▶ Problem statement: Each entry below should be echoed exactly, with pictures omitted.

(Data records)
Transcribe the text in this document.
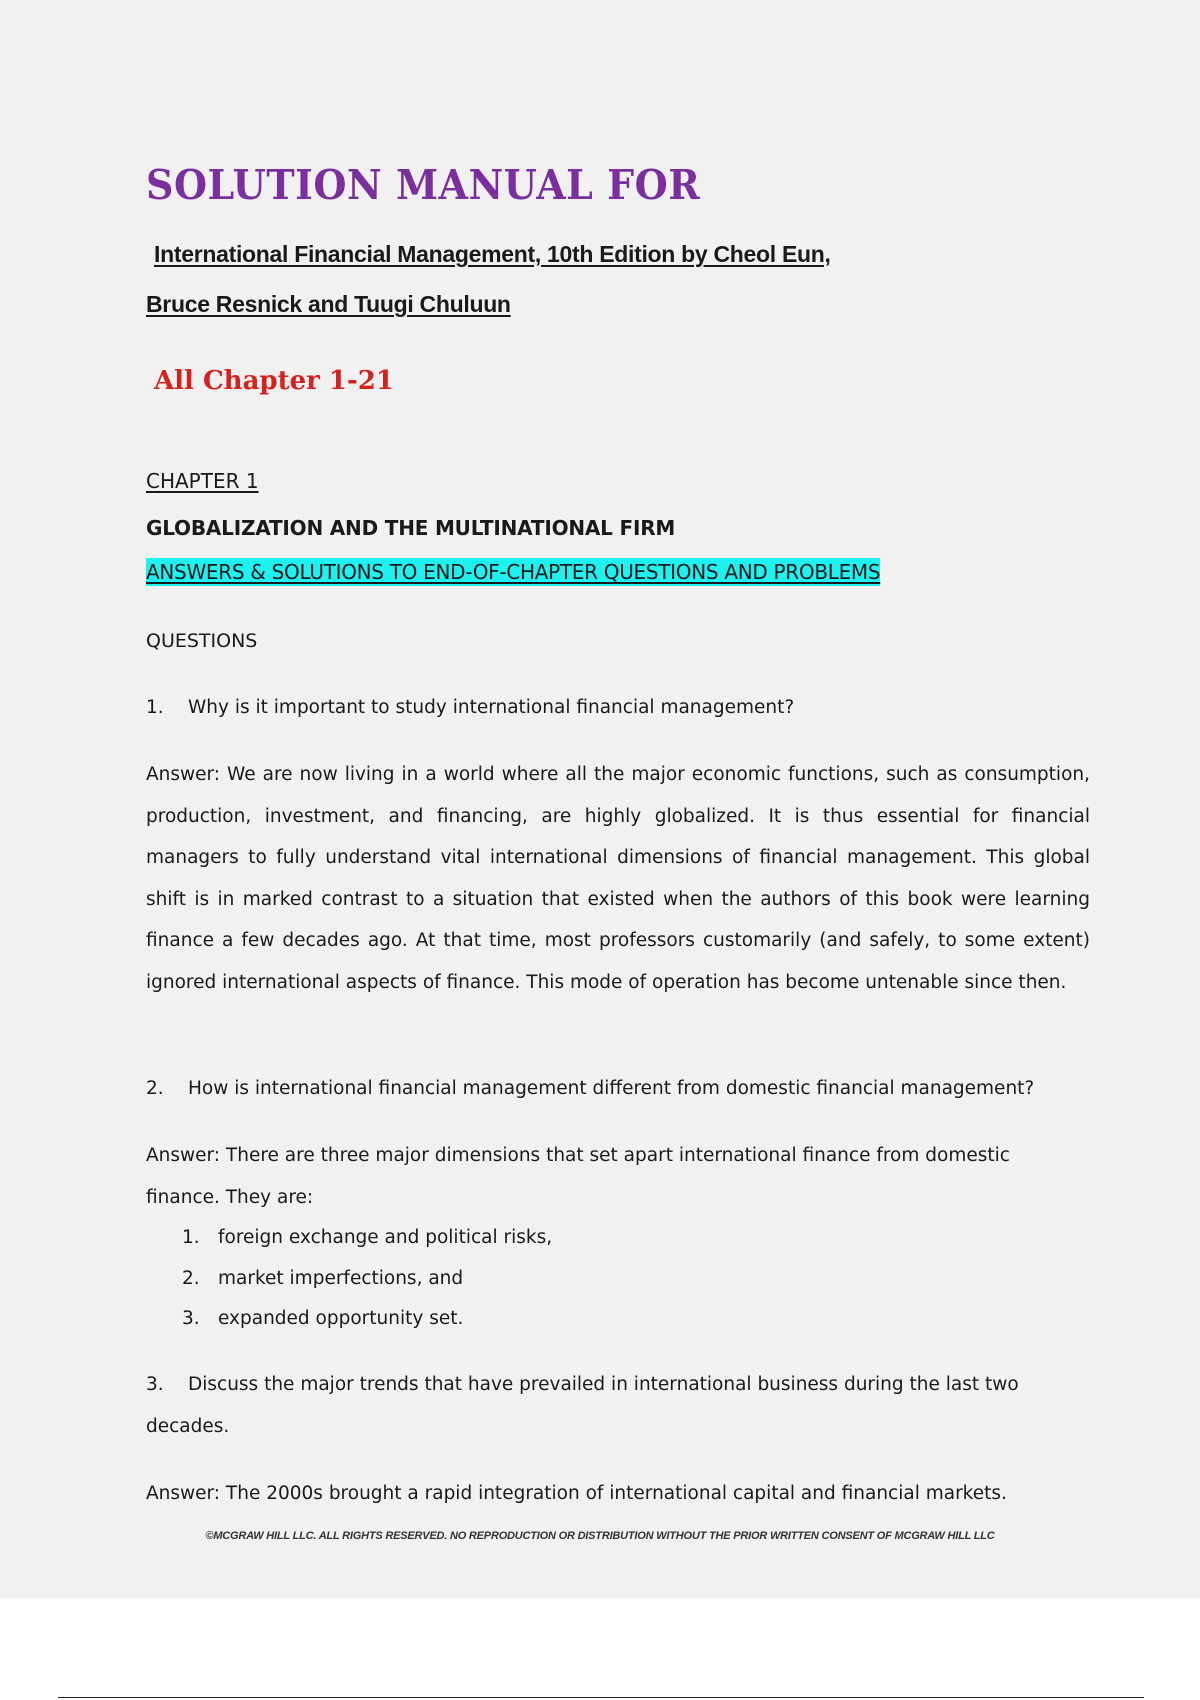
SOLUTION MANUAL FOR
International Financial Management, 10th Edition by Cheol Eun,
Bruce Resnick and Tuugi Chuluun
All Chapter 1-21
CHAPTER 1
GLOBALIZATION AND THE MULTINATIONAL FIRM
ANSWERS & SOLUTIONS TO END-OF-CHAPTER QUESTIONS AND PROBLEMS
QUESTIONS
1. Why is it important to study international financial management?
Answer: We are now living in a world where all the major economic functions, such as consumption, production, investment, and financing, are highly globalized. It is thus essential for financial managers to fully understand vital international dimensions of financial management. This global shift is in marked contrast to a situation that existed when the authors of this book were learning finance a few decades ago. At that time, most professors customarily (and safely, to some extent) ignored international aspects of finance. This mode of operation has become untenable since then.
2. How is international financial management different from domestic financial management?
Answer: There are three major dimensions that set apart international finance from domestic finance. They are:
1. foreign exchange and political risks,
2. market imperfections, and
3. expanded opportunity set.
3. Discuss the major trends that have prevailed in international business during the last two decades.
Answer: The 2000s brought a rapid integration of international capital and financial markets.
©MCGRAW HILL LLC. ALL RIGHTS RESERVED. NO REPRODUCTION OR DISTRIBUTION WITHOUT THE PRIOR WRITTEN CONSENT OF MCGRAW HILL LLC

▶ Solution:
Transcribe the text in this document.
SOLUTION MANUAL FOR
International Financial Management, 10th Edition by Cheol Eun,
Bruce Resnick and Tuugi Chuluun
All Chapter 1-21
CHAPTER 1
GLOBALIZATION AND THE MULTINATIONAL FIRM
ANSWERS & SOLUTIONS TO END-OF-CHAPTER QUESTIONS AND PROBLEMS
QUESTIONS
1. Why is it important to study international financial management?
Answer: We are now living in a world where all the major economic functions, such as consumption, production, investment, and financing, are highly globalized. It is thus essential for financial managers to fully understand vital international dimensions of financial management. This global shift is in marked contrast to a situation that existed when the authors of this book were learning finance a few decades ago. At that time, most professors customarily (and safely, to some extent) ignored international aspects of finance. This mode of operation has become untenable since then.
2. How is international financial management different from domestic financial management?
Answer: There are three major dimensions that set apart international finance from domestic finance. They are:
1. foreign exchange and political risks,
2. market imperfections, and
3. expanded opportunity set.
3. Discuss the major trends that have prevailed in international business during the last two decades.
Answer: The 2000s brought a rapid integration of international capital and financial markets.
©MCGRAW HILL LLC. ALL RIGHTS RESERVED. NO REPRODUCTION OR DISTRIBUTION WITHOUT THE PRIOR WRITTEN CONSENT OF MCGRAW HILL LLC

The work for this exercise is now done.